**WHAT YOU SHOULD DO**: Return all lines with the word "이데일리" in them.

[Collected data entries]
○ ○ ○ ○

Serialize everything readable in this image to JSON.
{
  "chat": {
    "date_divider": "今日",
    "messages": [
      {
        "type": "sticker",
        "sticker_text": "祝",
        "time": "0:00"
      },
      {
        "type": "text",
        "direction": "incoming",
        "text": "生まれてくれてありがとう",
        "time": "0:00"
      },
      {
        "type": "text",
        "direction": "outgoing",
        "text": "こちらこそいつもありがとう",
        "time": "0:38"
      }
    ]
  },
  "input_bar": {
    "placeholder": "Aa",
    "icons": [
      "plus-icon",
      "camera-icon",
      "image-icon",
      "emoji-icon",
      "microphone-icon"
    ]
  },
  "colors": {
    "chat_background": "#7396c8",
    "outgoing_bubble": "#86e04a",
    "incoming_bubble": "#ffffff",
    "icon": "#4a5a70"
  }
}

○ ○ ○ ○

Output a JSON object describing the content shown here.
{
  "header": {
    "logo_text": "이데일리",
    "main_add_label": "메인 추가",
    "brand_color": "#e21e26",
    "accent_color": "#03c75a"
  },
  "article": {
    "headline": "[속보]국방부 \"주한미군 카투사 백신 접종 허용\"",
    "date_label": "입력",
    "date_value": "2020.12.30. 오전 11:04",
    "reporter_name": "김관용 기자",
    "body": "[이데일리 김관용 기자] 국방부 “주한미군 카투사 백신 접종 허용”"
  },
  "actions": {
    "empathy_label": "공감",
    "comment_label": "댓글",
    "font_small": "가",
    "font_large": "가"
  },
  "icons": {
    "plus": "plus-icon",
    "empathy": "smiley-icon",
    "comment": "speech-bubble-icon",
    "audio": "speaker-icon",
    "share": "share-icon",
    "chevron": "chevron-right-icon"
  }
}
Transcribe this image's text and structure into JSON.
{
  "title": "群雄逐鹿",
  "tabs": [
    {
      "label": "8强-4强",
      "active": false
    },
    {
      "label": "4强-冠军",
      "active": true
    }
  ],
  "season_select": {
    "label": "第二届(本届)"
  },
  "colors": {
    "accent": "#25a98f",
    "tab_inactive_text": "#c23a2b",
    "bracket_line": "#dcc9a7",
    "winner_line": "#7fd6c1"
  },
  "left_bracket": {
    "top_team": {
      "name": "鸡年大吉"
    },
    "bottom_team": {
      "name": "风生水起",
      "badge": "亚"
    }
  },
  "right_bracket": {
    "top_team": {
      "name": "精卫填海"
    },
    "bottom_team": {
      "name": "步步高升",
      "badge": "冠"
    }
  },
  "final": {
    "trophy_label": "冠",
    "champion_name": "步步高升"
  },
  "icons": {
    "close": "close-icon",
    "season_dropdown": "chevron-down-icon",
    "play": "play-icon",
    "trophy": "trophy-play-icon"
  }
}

○ ○ ○ ○

**OUTPUT BELOW**:
    "logo_text": "이데일리",
    "body": "[이데일리 김관용 기자] 국방부 “주한미군 카투사 백신 접종 허용”"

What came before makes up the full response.